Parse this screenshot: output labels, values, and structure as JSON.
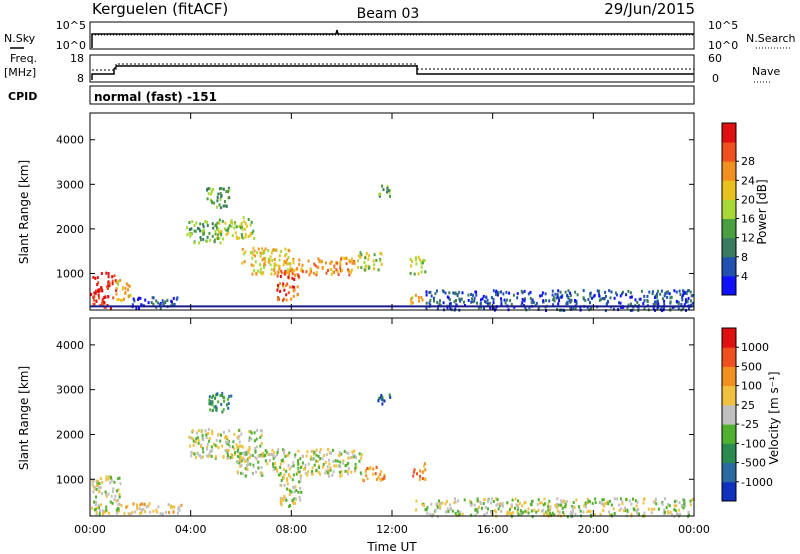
{
  "header": {
    "station": "Kerguelen (fitACF)",
    "beam": "Beam 03",
    "date": "29/Jun/2015"
  },
  "summary_panels": {
    "nsky_label": "N.Sky",
    "nsearch_label": "N.Search",
    "noise_ticks_left": [
      "10^5",
      "10^0"
    ],
    "noise_ticks_right": [
      "10^5",
      "10^0"
    ],
    "freq_label": "Freq.",
    "freq_unit": "[MHz]",
    "freq_ticks": [
      "18",
      "8"
    ],
    "nave_label": "Nave",
    "nave_ticks": [
      "60",
      "0"
    ],
    "cpid_label": "CPID",
    "cpid_value": "normal (fast) -151"
  },
  "chart_data": [
    {
      "type": "heatmap",
      "name": "power",
      "ylabel": "Slant Range [km]",
      "ylim": [
        180,
        4600
      ],
      "yticks": [
        1000,
        2000,
        3000,
        4000
      ],
      "xlabel": "Time UT",
      "xlim": [
        0,
        24
      ],
      "xticks": [
        "00:00",
        "04:00",
        "08:00",
        "12:00",
        "16:00",
        "20:00",
        "00:00"
      ],
      "colorbar": {
        "label": "Power [dB]",
        "ticks": [
          "4",
          "8",
          "12",
          "16",
          "20",
          "24",
          "28"
        ],
        "colors": [
          "#1010ff",
          "#2050b0",
          "#3a7a60",
          "#4aa040",
          "#a8d838",
          "#e8c020",
          "#f09020",
          "#f05020",
          "#e01010"
        ]
      },
      "regions": [
        {
          "t0": 0.0,
          "t1": 1.0,
          "r0": 250,
          "r1": 1050,
          "level": 8
        },
        {
          "t0": 1.0,
          "t1": 1.6,
          "r0": 400,
          "r1": 900,
          "level": 5
        },
        {
          "t0": 1.6,
          "t1": 3.6,
          "r0": 250,
          "r1": 500,
          "level": 1
        },
        {
          "t0": 3.8,
          "t1": 5.2,
          "r0": 1700,
          "r1": 2200,
          "level": 3
        },
        {
          "t0": 5.0,
          "t1": 6.5,
          "r0": 1800,
          "r1": 2300,
          "level": 4
        },
        {
          "t0": 4.6,
          "t1": 5.6,
          "r0": 2500,
          "r1": 2950,
          "level": 3
        },
        {
          "t0": 6.0,
          "t1": 8.0,
          "r0": 1000,
          "r1": 1600,
          "level": 5
        },
        {
          "t0": 7.4,
          "t1": 8.3,
          "r0": 400,
          "r1": 1100,
          "level": 7
        },
        {
          "t0": 8.0,
          "t1": 10.5,
          "r0": 1000,
          "r1": 1400,
          "level": 6
        },
        {
          "t0": 10.6,
          "t1": 11.6,
          "r0": 1100,
          "r1": 1500,
          "level": 4
        },
        {
          "t0": 11.4,
          "t1": 11.9,
          "r0": 2700,
          "r1": 3000,
          "level": 3
        },
        {
          "t0": 12.7,
          "t1": 13.3,
          "r0": 1000,
          "r1": 1400,
          "level": 4
        },
        {
          "t0": 12.7,
          "t1": 13.3,
          "r0": 350,
          "r1": 550,
          "level": 5
        },
        {
          "t0": 13.3,
          "t1": 24.0,
          "r0": 200,
          "r1": 650,
          "level": 1
        }
      ],
      "ground_line_range_km": 180
    },
    {
      "type": "heatmap",
      "name": "velocity",
      "ylabel": "Slant Range [km]",
      "ylim": [
        180,
        4600
      ],
      "yticks": [
        1000,
        2000,
        3000,
        4000
      ],
      "xlabel": "Time UT",
      "xlim": [
        0,
        24
      ],
      "xticks": [
        "00:00",
        "04:00",
        "08:00",
        "12:00",
        "16:00",
        "20:00",
        "00:00"
      ],
      "colorbar": {
        "label": "Velocity [m s⁻¹]",
        "ticks": [
          "1000",
          "500",
          "100",
          "25",
          "-25",
          "-100",
          "-500",
          "-1000"
        ],
        "colors": [
          "#1030c0",
          "#2a6aa0",
          "#2a8a50",
          "#50b030",
          "#c0c0c0",
          "#f0c040",
          "#f09020",
          "#f05020",
          "#e01010"
        ]
      },
      "regions": [
        {
          "t0": 0.0,
          "t1": 1.2,
          "r0": 250,
          "r1": 1100,
          "level": 4
        },
        {
          "t0": 1.2,
          "t1": 3.6,
          "r0": 250,
          "r1": 500,
          "level": 5
        },
        {
          "t0": 3.9,
          "t1": 6.8,
          "r0": 1500,
          "r1": 2150,
          "level": 4
        },
        {
          "t0": 4.6,
          "t1": 5.6,
          "r0": 2500,
          "r1": 2950,
          "level": 2
        },
        {
          "t0": 5.8,
          "t1": 10.8,
          "r0": 1100,
          "r1": 1700,
          "level": 4
        },
        {
          "t0": 7.5,
          "t1": 8.4,
          "r0": 400,
          "r1": 1100,
          "level": 4
        },
        {
          "t0": 10.7,
          "t1": 11.7,
          "r0": 1000,
          "r1": 1300,
          "level": 6
        },
        {
          "t0": 11.4,
          "t1": 11.9,
          "r0": 2700,
          "r1": 3000,
          "level": 1
        },
        {
          "t0": 12.8,
          "t1": 13.3,
          "r0": 1000,
          "r1": 1400,
          "level": 6
        },
        {
          "t0": 12.9,
          "t1": 13.4,
          "r0": 350,
          "r1": 550,
          "level": 4
        },
        {
          "t0": 13.3,
          "t1": 24.0,
          "r0": 200,
          "r1": 600,
          "level": 4
        }
      ]
    }
  ]
}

-=-=-

Pictures are not part of the copy; output everything else in the records exactly.

Parse this screenshot: output labels, values, and structure as JSON.
{
  "header": {
    "station": "Kerguelen (fitACF)",
    "beam": "Beam 03",
    "date": "29/Jun/2015"
  },
  "summary_panels": {
    "nsky_label": "N.Sky",
    "nsearch_label": "N.Search",
    "noise_ticks_left": [
      "10^5",
      "10^0"
    ],
    "noise_ticks_right": [
      "10^5",
      "10^0"
    ],
    "freq_label": "Freq.",
    "freq_unit": "[MHz]",
    "freq_ticks": [
      "18",
      "8"
    ],
    "nave_label": "Nave",
    "nave_ticks": [
      "60",
      "0"
    ],
    "cpid_label": "CPID",
    "cpid_value": "normal (fast) -151"
  },
  "chart_data": [
    {
      "type": "heatmap",
      "name": "power",
      "ylabel": "Slant Range [km]",
      "ylim": [
        180,
        4600
      ],
      "yticks": [
        1000,
        2000,
        3000,
        4000
      ],
      "xlabel": "Time UT",
      "xlim": [
        0,
        24
      ],
      "xticks": [
        "00:00",
        "04:00",
        "08:00",
        "12:00",
        "16:00",
        "20:00",
        "00:00"
      ],
      "colorbar": {
        "label": "Power [dB]",
        "ticks": [
          "4",
          "8",
          "12",
          "16",
          "20",
          "24",
          "28"
        ],
        "colors": [
          "#1010ff",
          "#2050b0",
          "#3a7a60",
          "#4aa040",
          "#a8d838",
          "#e8c020",
          "#f09020",
          "#f05020",
          "#e01010"
        ]
      },
      "regions": [
        {
          "t0": 0.0,
          "t1": 1.0,
          "r0": 250,
          "r1": 1050,
          "level": 8
        },
        {
          "t0": 1.0,
          "t1": 1.6,
          "r0": 400,
          "r1": 900,
          "level": 5
        },
        {
          "t0": 1.6,
          "t1": 3.6,
          "r0": 250,
          "r1": 500,
          "level": 1
        },
        {
          "t0": 3.8,
          "t1": 5.2,
          "r0": 1700,
          "r1": 2200,
          "level": 3
        },
        {
          "t0": 5.0,
          "t1": 6.5,
          "r0": 1800,
          "r1": 2300,
          "level": 4
        },
        {
          "t0": 4.6,
          "t1": 5.6,
          "r0": 2500,
          "r1": 2950,
          "level": 3
        },
        {
          "t0": 6.0,
          "t1": 8.0,
          "r0": 1000,
          "r1": 1600,
          "level": 5
        },
        {
          "t0": 7.4,
          "t1": 8.3,
          "r0": 400,
          "r1": 1100,
          "level": 7
        },
        {
          "t0": 8.0,
          "t1": 10.5,
          "r0": 1000,
          "r1": 1400,
          "level": 6
        },
        {
          "t0": 10.6,
          "t1": 11.6,
          "r0": 1100,
          "r1": 1500,
          "level": 4
        },
        {
          "t0": 11.4,
          "t1": 11.9,
          "r0": 2700,
          "r1": 3000,
          "level": 3
        },
        {
          "t0": 12.7,
          "t1": 13.3,
          "r0": 1000,
          "r1": 1400,
          "level": 4
        },
        {
          "t0": 12.7,
          "t1": 13.3,
          "r0": 350,
          "r1": 550,
          "level": 5
        },
        {
          "t0": 13.3,
          "t1": 24.0,
          "r0": 200,
          "r1": 650,
          "level": 1
        }
      ],
      "ground_line_range_km": 180
    },
    {
      "type": "heatmap",
      "name": "velocity",
      "ylabel": "Slant Range [km]",
      "ylim": [
        180,
        4600
      ],
      "yticks": [
        1000,
        2000,
        3000,
        4000
      ],
      "xlabel": "Time UT",
      "xlim": [
        0,
        24
      ],
      "xticks": [
        "00:00",
        "04:00",
        "08:00",
        "12:00",
        "16:00",
        "20:00",
        "00:00"
      ],
      "colorbar": {
        "label": "Velocity [m s⁻¹]",
        "ticks": [
          "1000",
          "500",
          "100",
          "25",
          "-25",
          "-100",
          "-500",
          "-1000"
        ],
        "colors": [
          "#1030c0",
          "#2a6aa0",
          "#2a8a50",
          "#50b030",
          "#c0c0c0",
          "#f0c040",
          "#f09020",
          "#f05020",
          "#e01010"
        ]
      },
      "regions": [
        {
          "t0": 0.0,
          "t1": 1.2,
          "r0": 250,
          "r1": 1100,
          "level": 4
        },
        {
          "t0": 1.2,
          "t1": 3.6,
          "r0": 250,
          "r1": 500,
          "level": 5
        },
        {
          "t0": 3.9,
          "t1": 6.8,
          "r0": 1500,
          "r1": 2150,
          "level": 4
        },
        {
          "t0": 4.6,
          "t1": 5.6,
          "r0": 2500,
          "r1": 2950,
          "level": 2
        },
        {
          "t0": 5.8,
          "t1": 10.8,
          "r0": 1100,
          "r1": 1700,
          "level": 4
        },
        {
          "t0": 7.5,
          "t1": 8.4,
          "r0": 400,
          "r1": 1100,
          "level": 4
        },
        {
          "t0": 10.7,
          "t1": 11.7,
          "r0": 1000,
          "r1": 1300,
          "level": 6
        },
        {
          "t0": 11.4,
          "t1": 11.9,
          "r0": 2700,
          "r1": 3000,
          "level": 1
        },
        {
          "t0": 12.8,
          "t1": 13.3,
          "r0": 1000,
          "r1": 1400,
          "level": 6
        },
        {
          "t0": 12.9,
          "t1": 13.4,
          "r0": 350,
          "r1": 550,
          "level": 4
        },
        {
          "t0": 13.3,
          "t1": 24.0,
          "r0": 200,
          "r1": 600,
          "level": 4
        }
      ]
    }
  ]
}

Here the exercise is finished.